== PROBLEM ==
Please retype the records below exactly, leaving out any pictures.

== RAW RECORDS ==

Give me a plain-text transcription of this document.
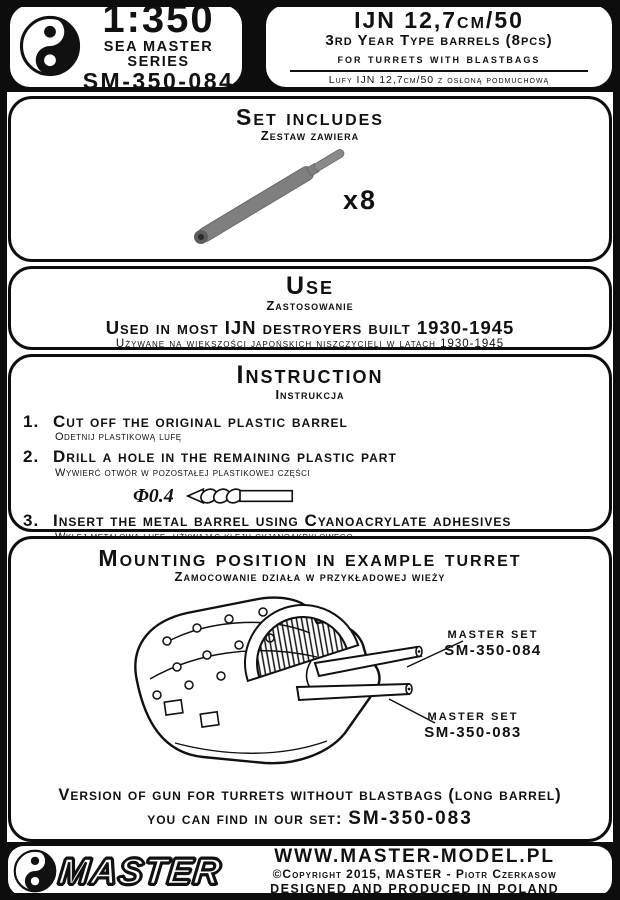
1:350
SEA MASTER SERIES
SM-350-084
IJN 12,7cm/50
3rd Year Type barrels (8pcs)
for turrets with blastbags
Lufy IJN 12,7cm/50 z osłoną podmuchową
Set includes
Zestaw zawiera
x8
Use
Zastosowanie
Used in most IJN destroyers built 1930-1945
Używane na większości japońskich niszczycieli w latach 1930-1945
Instruction
Instrukcja
1. Cut off the original plastic barrel
Odetnij plastikową lufę
2. Drill a hole in the remaining plastic part
Wywierć otwór w pozostałej plastikowej części
Φ0.4
3. Insert the metal barrel using Cyanoacrylate adhesives
Mounting position in example turret
Zamocowanie działa w przykładowej wieży
MASTER SET
SM-350-084
MASTER SET
SM-350-083
Version of gun for turrets without blastbags (long barrel)
you can find in our set: SM-350-083
MASTER	WWW.MASTER-MODEL.PL
©Copyright 2015, MASTER - Piotr Czerkasow
DESIGNED AND PRODUCED IN POLAND
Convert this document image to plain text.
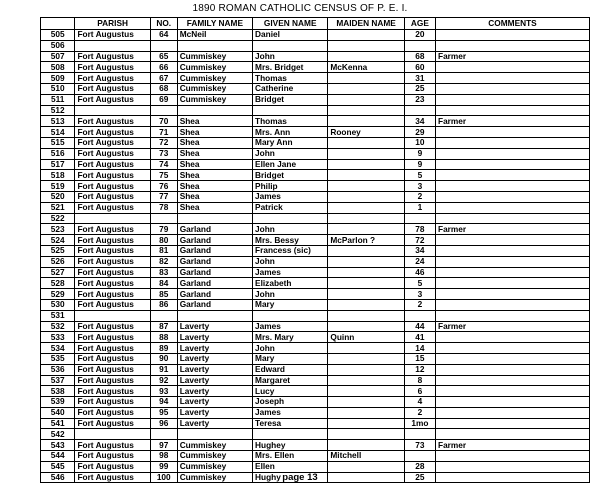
1890 ROMAN CATHOLIC CENSUS OF P. E. I.
	PARISH	NO.	FAMILY NAME	GIVEN NAME	MAIDEN NAME	AGE	COMMENTS
505	Fort Augustus	64	McNeil	Daniel		20	
506							
507	Fort Augustus	65	Cummiskey	John		68	Farmer
508	Fort Augustus	66	Cummiskey	Mrs. Bridget	McKenna	60	
509	Fort Augustus	67	Cummiskey	Thomas		31	
510	Fort Augustus	68	Cummiskey	Catherine		25	
511	Fort Augustus	69	Cummiskey	Bridget		23	
512							
513	Fort Augustus	70	Shea	Thomas		34	Farmer
514	Fort Augustus	71	Shea	Mrs. Ann	Rooney	29	
515	Fort Augustus	72	Shea	Mary Ann		10	
516	Fort Augustus	73	Shea	John		9	
517	Fort Augustus	74	Shea	Ellen Jane		9	
518	Fort Augustus	75	Shea	Bridget		5	
519	Fort Augustus	76	Shea	Philip		3	
520	Fort Augustus	77	Shea	James		2	
521	Fort Augustus	78	Shea	Patrick		1	
522							
523	Fort Augustus	79	Garland	John		78	Farmer
524	Fort Augustus	80	Garland	Mrs. Bessy	McParlon ?	72	
525	Fort Augustus	81	Garland	Francess (sic)		34	
526	Fort Augustus	82	Garland	John		24	
527	Fort Augustus	83	Garland	James		46	
528	Fort Augustus	84	Garland	Elizabeth		5	
529	Fort Augustus	85	Garland	John		3	
530	Fort Augustus	86	Garland	Mary		2	
531							
532	Fort Augustus	87	Laverty	James		44	Farmer
533	Fort Augustus	88	Laverty	Mrs. Mary	Quinn	41	
534	Fort Augustus	89	Laverty	John		14	
535	Fort Augustus	90	Laverty	Mary		15	
536	Fort Augustus	91	Laverty	Edward		12	
537	Fort Augustus	92	Laverty	Margaret		8	
538	Fort Augustus	93	Laverty	Lucy		6	
539	Fort Augustus	94	Laverty	Joseph		4	
540	Fort Augustus	95	Laverty	James		2	
541	Fort Augustus	96	Laverty	Teresa		1mo	
542							
543	Fort Augustus	97	Cummiskey	Hughey		73	Farmer
544	Fort Augustus	98	Cummiskey	Mrs. Ellen	Mitchell		
545	Fort Augustus	99	Cummiskey	Ellen		28	
546	Fort Augustus	100	Cummiskey	Hughy		25	
page 13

== FULL ANSWER ==
Give me a plain-text transcription of this document.
1:350
SEA MASTER SERIES
SM-350-084
IJN 12,7cm/50
3rd Year Type barrels (8pcs)
for turrets with blastbags
Lufy IJN 12,7cm/50 z osłoną podmuchową
Set includes
Zestaw zawiera
x8
Use
Zastosowanie
Used in most IJN destroyers built 1930-1945
Używane na większości japońskich niszczycieli w latach 1930-1945
Instruction
Instrukcja
1. Cut off the original plastic barrel
Odetnij plastikową lufę
2. Drill a hole in the remaining plastic part
Wywierć otwór w pozostałej plastikowej części
Φ0.4
3. Insert the metal barrel using Cyanoacrylate adhesives
Mounting position in example turret
Zamocowanie działa w przykładowej wieży
MASTER SET
SM-350-084
MASTER SET
SM-350-083
Version of gun for turrets without blastbags (long barrel)
you can find in our set: SM-350-083
MASTER	WWW.MASTER-MODEL.PL
©Copyright 2015, MASTER - Piotr Czerkasow
DESIGNED AND PRODUCED IN POLAND
Convert this document image to plain text.
1890 ROMAN CATHOLIC CENSUS OF P. E. I.
	PARISH	NO.	FAMILY NAME	GIVEN NAME	MAIDEN NAME	AGE	COMMENTS
505	Fort Augustus	64	McNeil	Daniel		20	
506							
507	Fort Augustus	65	Cummiskey	John		68	Farmer
508	Fort Augustus	66	Cummiskey	Mrs. Bridget	McKenna	60	
509	Fort Augustus	67	Cummiskey	Thomas		31	
510	Fort Augustus	68	Cummiskey	Catherine		25	
511	Fort Augustus	69	Cummiskey	Bridget		23	
512							
513	Fort Augustus	70	Shea	Thomas		34	Farmer
514	Fort Augustus	71	Shea	Mrs. Ann	Rooney	29	
515	Fort Augustus	72	Shea	Mary Ann		10	
516	Fort Augustus	73	Shea	John		9	
517	Fort Augustus	74	Shea	Ellen Jane		9	
518	Fort Augustus	75	Shea	Bridget		5	
519	Fort Augustus	76	Shea	Philip		3	
520	Fort Augustus	77	Shea	James		2	
521	Fort Augustus	78	Shea	Patrick		1	
522							
523	Fort Augustus	79	Garland	John		78	Farmer
524	Fort Augustus	80	Garland	Mrs. Bessy	McParlon ?	72	
525	Fort Augustus	81	Garland	Francess (sic)		34	
526	Fort Augustus	82	Garland	John		24	
527	Fort Augustus	83	Garland	James		46	
528	Fort Augustus	84	Garland	Elizabeth		5	
529	Fort Augustus	85	Garland	John		3	
530	Fort Augustus	86	Garland	Mary		2	
531							
532	Fort Augustus	87	Laverty	James		44	Farmer
533	Fort Augustus	88	Laverty	Mrs. Mary	Quinn	41	
534	Fort Augustus	89	Laverty	John		14	
535	Fort Augustus	90	Laverty	Mary		15	
536	Fort Augustus	91	Laverty	Edward		12	
537	Fort Augustus	92	Laverty	Margaret		8	
538	Fort Augustus	93	Laverty	Lucy		6	
539	Fort Augustus	94	Laverty	Joseph		4	
540	Fort Augustus	95	Laverty	James		2	
541	Fort Augustus	96	Laverty	Teresa		1mo	
542							
543	Fort Augustus	97	Cummiskey	Hughey		73	Farmer
544	Fort Augustus	98	Cummiskey	Mrs. Ellen	Mitchell		
545	Fort Augustus	99	Cummiskey	Ellen		28	
546	Fort Augustus	100	Cummiskey	Hughy		25	
page 13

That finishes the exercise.